● Exercise brief
The records are to be restated in their entirety, word for word.
begin
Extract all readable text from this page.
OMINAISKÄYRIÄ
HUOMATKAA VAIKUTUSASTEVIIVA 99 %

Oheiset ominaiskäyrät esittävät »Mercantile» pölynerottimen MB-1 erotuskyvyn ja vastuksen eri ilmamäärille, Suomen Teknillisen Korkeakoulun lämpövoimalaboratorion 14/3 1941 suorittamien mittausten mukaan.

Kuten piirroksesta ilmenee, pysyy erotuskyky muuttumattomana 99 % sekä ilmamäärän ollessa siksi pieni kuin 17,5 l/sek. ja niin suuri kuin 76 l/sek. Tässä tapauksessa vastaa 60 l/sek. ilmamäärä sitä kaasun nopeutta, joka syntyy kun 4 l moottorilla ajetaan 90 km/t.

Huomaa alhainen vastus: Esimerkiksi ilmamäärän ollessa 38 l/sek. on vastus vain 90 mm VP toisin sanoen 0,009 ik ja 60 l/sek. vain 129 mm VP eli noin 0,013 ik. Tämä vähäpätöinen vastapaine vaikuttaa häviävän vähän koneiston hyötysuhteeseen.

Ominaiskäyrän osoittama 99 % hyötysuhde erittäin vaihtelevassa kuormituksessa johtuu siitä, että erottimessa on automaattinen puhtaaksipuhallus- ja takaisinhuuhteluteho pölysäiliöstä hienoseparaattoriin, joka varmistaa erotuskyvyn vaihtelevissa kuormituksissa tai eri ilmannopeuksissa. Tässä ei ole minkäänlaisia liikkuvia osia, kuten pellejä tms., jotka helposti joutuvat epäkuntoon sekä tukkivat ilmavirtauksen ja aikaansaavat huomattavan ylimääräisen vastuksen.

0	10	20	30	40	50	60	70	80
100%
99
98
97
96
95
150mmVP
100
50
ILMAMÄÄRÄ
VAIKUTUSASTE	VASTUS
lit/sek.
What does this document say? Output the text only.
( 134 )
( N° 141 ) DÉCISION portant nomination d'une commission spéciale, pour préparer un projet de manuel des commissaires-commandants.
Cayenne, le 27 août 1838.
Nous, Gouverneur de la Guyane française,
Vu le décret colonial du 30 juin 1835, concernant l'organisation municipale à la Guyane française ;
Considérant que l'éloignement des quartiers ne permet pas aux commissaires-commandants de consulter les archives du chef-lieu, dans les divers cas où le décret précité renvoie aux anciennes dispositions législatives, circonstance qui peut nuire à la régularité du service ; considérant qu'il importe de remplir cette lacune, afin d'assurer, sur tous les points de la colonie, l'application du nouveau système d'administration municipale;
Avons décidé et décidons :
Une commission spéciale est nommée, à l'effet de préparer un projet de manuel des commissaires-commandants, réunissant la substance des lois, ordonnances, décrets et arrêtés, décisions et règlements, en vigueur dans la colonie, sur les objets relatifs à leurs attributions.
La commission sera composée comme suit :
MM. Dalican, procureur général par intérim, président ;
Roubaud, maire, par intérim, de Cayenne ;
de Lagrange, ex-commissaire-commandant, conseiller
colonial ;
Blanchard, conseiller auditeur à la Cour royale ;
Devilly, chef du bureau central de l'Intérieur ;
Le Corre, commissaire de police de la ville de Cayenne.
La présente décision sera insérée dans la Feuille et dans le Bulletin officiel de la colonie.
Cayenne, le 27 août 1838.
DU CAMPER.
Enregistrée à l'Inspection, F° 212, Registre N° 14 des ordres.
end
● Written response
Extract all readable text from this page.
OMINAISKÄYRIÄ
HUOMATKAA VAIKUTUSASTEVIIVA 99 %

Oheiset ominaiskäyrät esittävät »Mercantile» pölynerottimen MB-1 erotuskyvyn ja vastuksen eri ilmamäärille, Suomen Teknillisen Korkeakoulun lämpövoimalaboratorion 14/3 1941 suorittamien mittausten mukaan.

Kuten piirroksesta ilmenee, pysyy erotuskyky muuttumattomana 99 % sekä ilmamäärän ollessa siksi pieni kuin 17,5 l/sek. ja niin suuri kuin 76 l/sek. Tässä tapauksessa vastaa 60 l/sek. ilmamäärä sitä kaasun nopeutta, joka syntyy kun 4 l moottorilla ajetaan 90 km/t.

Huomaa alhainen vastus: Esimerkiksi ilmamäärän ollessa 38 l/sek. on vastus vain 90 mm VP toisin sanoen 0,009 ik ja 60 l/sek. vain 129 mm VP eli noin 0,013 ik. Tämä vähäpätöinen vastapaine vaikuttaa häviävän vähän koneiston hyötysuhteeseen.

Ominaiskäyrän osoittama 99 % hyötysuhde erittäin vaihtelevassa kuormituksessa johtuu siitä, että erottimessa on automaattinen puhtaaksipuhallus- ja takaisinhuuhteluteho pölysäiliöstä hienoseparaattoriin, joka varmistaa erotuskyvyn vaihtelevissa kuormituksissa tai eri ilmannopeuksissa. Tässä ei ole minkäänlaisia liikkuvia osia, kuten pellejä tms., jotka helposti joutuvat epäkuntoon sekä tukkivat ilmavirtauksen ja aikaansaavat huomattavan ylimääräisen vastuksen.

0	10	20	30	40	50	60	70	80
100%
99
98
97
96
95
150mmVP
100
50
ILMAMÄÄRÄ
VAIKUTUSASTE	VASTUS
lit/sek.
What does this document say? Output the text only.
( 134 )
( N° 141 ) DÉCISION portant nomination d'une commission spéciale, pour préparer un projet de manuel des commissaires-commandants.
Cayenne, le 27 août 1838.
Nous, Gouverneur de la Guyane française,
Vu le décret colonial du 30 juin 1835, concernant l'organisation municipale à la Guyane française ;
Considérant que l'éloignement des quartiers ne permet pas aux commissaires-commandants de consulter les archives du chef-lieu, dans les divers cas où le décret précité renvoie aux anciennes dispositions législatives, circonstance qui peut nuire à la régularité du service ; considérant qu'il importe de remplir cette lacune, afin d'assurer, sur tous les points de la colonie, l'application du nouveau système d'administration municipale;
Avons décidé et décidons :
Une commission spéciale est nommée, à l'effet de préparer un projet de manuel des commissaires-commandants, réunissant la substance des lois, ordonnances, décrets et arrêtés, décisions et règlements, en vigueur dans la colonie, sur les objets relatifs à leurs attributions.
La commission sera composée comme suit :
MM. Dalican, procureur général par intérim, président ;
Roubaud, maire, par intérim, de Cayenne ;
de Lagrange, ex-commissaire-commandant, conseiller
colonial ;
Blanchard, conseiller auditeur à la Cour royale ;
Devilly, chef du bureau central de l'Intérieur ;
Le Corre, commissaire de police de la ville de Cayenne.
La présente décision sera insérée dans la Feuille et dans le Bulletin officiel de la colonie.
Cayenne, le 27 août 1838.
DU CAMPER.
Enregistrée à l'Inspection, F° 212, Registre N° 14 des ordres.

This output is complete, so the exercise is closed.